#### Task description:
Report the count of lines below in which the string "货架编号" occurs; include nothing else.

======== Data provided ========

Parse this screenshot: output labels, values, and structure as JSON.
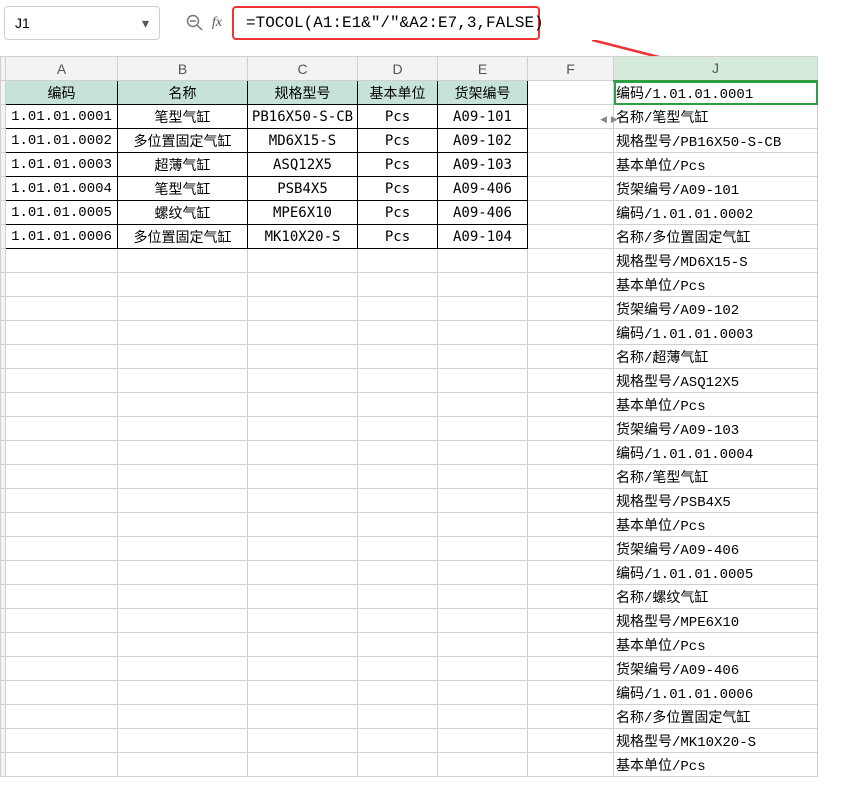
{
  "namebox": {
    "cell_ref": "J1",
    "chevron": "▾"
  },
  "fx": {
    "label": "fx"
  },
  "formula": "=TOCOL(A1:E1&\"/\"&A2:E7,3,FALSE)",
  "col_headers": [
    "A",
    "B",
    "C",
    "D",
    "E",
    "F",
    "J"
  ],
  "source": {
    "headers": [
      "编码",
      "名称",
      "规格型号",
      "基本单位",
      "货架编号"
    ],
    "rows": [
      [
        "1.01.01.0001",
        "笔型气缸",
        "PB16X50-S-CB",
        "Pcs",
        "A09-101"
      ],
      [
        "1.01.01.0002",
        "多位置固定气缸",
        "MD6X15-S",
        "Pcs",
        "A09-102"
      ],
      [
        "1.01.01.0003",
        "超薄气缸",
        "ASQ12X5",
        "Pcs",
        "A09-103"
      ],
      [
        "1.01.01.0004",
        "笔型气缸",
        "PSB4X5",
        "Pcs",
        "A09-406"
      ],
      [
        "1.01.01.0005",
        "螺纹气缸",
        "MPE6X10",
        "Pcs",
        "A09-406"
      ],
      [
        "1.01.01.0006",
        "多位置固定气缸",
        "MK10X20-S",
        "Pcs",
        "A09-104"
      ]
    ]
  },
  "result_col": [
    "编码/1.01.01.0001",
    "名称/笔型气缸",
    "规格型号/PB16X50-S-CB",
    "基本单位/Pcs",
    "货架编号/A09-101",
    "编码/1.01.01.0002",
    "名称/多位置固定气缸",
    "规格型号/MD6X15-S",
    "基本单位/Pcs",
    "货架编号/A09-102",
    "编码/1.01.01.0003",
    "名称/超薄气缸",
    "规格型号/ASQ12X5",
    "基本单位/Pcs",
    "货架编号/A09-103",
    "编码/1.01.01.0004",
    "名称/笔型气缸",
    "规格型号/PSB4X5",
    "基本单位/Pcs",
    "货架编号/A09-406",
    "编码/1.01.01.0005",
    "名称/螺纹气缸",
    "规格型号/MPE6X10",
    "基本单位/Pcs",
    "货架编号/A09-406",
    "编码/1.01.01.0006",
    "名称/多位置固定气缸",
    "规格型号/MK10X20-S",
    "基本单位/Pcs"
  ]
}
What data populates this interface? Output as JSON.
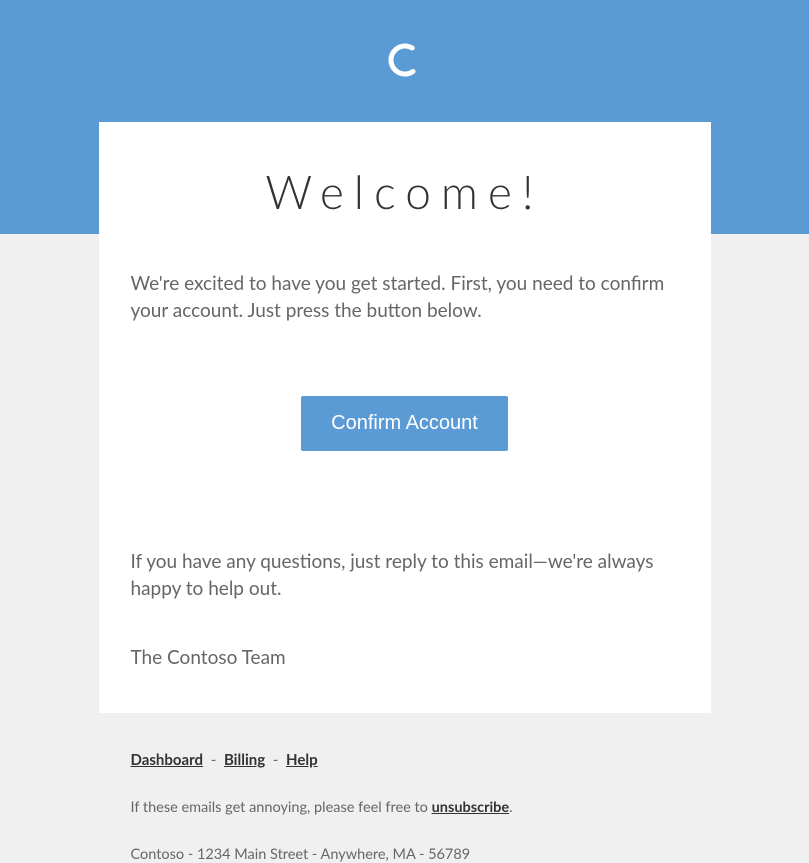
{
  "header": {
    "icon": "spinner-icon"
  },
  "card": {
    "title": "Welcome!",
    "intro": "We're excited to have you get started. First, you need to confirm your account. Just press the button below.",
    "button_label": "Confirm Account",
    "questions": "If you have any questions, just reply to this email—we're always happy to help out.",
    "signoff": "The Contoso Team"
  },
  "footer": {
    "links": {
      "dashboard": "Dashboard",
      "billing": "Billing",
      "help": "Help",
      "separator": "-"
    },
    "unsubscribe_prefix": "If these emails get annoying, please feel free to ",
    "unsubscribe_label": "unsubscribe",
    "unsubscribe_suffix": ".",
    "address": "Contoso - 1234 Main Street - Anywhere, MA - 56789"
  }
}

========

#### Reply to the task:
6